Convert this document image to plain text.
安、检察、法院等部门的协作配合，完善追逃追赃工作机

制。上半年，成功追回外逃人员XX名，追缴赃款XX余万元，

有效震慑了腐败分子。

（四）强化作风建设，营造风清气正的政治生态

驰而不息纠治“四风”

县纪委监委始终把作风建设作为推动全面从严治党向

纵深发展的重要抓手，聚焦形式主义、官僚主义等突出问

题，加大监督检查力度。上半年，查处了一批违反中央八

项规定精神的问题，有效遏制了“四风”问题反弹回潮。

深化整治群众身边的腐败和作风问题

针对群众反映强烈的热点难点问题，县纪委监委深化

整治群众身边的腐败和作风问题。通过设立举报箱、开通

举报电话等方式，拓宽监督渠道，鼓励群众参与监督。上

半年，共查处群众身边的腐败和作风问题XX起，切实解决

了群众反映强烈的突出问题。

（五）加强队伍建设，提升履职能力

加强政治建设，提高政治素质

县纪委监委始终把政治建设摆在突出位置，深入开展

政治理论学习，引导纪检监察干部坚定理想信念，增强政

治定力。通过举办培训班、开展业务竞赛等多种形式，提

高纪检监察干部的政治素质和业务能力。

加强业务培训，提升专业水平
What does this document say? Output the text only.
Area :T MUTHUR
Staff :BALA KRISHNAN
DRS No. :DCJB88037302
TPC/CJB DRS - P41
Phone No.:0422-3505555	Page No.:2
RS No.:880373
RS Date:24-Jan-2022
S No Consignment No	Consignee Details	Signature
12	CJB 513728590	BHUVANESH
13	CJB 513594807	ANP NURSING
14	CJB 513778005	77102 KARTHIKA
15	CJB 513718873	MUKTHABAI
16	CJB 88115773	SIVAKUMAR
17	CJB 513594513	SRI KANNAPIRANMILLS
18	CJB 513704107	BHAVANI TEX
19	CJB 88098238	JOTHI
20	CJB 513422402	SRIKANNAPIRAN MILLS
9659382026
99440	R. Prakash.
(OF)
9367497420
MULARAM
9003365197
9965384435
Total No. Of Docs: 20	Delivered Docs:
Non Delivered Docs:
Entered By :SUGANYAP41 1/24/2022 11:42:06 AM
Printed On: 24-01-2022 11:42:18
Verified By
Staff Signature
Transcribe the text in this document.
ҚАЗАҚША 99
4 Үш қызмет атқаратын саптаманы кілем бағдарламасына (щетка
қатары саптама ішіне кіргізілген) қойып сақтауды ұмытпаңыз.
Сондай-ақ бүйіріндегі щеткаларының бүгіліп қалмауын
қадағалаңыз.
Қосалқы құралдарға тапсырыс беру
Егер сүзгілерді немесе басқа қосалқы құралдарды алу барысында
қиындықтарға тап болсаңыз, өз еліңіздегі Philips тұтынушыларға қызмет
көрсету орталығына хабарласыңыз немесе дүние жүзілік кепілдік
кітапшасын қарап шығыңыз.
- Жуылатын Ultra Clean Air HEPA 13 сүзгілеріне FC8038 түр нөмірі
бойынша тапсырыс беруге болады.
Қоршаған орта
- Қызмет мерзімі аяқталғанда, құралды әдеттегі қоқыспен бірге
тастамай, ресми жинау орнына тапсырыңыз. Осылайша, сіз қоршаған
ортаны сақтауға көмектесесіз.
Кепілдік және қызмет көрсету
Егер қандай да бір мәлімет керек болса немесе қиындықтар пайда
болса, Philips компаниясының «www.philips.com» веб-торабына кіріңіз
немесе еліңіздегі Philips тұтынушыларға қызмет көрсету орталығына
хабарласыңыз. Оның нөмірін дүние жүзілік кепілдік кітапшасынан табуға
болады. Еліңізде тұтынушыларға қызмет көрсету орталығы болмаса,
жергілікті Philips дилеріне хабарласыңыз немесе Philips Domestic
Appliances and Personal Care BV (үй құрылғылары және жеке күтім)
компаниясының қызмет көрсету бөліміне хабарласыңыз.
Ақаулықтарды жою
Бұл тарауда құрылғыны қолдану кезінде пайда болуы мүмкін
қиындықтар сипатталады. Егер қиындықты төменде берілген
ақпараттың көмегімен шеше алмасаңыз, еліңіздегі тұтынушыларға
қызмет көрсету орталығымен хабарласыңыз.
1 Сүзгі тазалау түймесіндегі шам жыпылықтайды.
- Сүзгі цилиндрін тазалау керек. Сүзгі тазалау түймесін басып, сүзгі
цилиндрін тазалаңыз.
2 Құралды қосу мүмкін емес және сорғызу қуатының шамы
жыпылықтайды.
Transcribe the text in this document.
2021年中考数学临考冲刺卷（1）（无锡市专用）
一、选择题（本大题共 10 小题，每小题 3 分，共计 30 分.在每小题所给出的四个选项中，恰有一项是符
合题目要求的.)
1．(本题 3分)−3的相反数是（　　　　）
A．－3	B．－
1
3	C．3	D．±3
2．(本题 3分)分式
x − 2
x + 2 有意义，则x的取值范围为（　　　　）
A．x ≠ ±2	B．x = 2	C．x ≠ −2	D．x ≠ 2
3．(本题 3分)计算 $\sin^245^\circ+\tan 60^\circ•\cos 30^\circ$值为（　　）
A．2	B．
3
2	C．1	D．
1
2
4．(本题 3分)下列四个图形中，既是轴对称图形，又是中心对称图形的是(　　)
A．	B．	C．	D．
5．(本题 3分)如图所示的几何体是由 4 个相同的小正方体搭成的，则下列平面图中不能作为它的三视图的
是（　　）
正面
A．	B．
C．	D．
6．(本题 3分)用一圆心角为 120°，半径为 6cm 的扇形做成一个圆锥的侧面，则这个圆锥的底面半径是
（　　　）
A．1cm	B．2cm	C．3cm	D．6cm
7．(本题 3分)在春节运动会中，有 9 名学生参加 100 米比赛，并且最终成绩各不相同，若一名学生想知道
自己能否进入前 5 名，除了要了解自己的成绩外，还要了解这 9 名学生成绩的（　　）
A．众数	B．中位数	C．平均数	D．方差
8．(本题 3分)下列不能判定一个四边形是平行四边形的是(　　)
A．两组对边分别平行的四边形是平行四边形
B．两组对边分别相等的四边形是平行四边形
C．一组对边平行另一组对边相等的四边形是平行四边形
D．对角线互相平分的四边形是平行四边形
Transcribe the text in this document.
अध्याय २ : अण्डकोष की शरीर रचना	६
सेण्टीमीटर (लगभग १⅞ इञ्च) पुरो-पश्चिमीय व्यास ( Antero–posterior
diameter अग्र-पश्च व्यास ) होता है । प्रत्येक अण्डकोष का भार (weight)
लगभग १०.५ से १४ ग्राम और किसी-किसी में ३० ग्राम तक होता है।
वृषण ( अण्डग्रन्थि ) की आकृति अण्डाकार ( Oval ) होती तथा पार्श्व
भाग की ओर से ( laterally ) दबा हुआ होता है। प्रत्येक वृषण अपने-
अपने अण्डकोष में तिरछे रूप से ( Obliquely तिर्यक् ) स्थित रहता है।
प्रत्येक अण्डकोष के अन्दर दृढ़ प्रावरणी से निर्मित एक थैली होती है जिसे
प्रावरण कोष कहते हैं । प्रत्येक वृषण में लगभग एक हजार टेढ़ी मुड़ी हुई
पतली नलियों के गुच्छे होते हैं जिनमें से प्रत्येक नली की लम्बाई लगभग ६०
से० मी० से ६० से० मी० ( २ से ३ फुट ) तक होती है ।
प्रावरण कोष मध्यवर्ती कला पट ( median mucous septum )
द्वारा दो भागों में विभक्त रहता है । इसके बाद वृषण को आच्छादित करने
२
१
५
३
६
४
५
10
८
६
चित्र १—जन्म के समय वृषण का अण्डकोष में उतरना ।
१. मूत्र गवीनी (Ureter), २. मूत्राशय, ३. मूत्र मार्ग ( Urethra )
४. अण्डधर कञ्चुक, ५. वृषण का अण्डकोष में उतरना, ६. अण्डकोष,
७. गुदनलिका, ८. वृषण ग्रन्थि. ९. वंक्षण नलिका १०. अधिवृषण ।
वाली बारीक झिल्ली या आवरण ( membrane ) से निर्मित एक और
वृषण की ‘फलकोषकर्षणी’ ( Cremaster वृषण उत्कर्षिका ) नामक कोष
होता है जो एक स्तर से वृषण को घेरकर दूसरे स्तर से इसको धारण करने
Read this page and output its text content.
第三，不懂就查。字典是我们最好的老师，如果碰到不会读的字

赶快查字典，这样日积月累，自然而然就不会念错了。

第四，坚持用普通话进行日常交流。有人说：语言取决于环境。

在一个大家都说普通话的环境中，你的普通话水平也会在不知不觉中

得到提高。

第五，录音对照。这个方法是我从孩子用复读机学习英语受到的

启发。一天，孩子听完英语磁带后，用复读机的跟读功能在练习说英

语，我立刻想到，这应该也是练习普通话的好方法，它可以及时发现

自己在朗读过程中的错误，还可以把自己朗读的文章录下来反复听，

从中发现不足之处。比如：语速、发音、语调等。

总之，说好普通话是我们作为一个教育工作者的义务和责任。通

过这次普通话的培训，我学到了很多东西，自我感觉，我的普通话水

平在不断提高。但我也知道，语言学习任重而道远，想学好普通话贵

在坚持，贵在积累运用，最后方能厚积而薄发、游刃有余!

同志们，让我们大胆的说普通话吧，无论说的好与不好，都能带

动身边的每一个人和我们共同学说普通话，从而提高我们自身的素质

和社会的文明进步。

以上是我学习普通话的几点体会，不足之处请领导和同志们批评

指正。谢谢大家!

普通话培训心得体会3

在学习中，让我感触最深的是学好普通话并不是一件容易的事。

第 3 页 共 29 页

## WRITTEN INSTRUCTION
Return each line that includes "немесе".

## FULL SOLUTION
Егер сүзгілерді немесе басқа қосалқы құралдарды алу барысында
көрсету орталығына хабарласыңыз немесе дүние жүзілік кепілдік
Егер қандай да бір мәлімет керек болса немесе қиындықтар пайда
немесе еліңіздегі Philips тұтынушыларға қызмет көрсету орталығына
жергілікті Philips дилеріне хабарласыңыз немесе Philips Domestic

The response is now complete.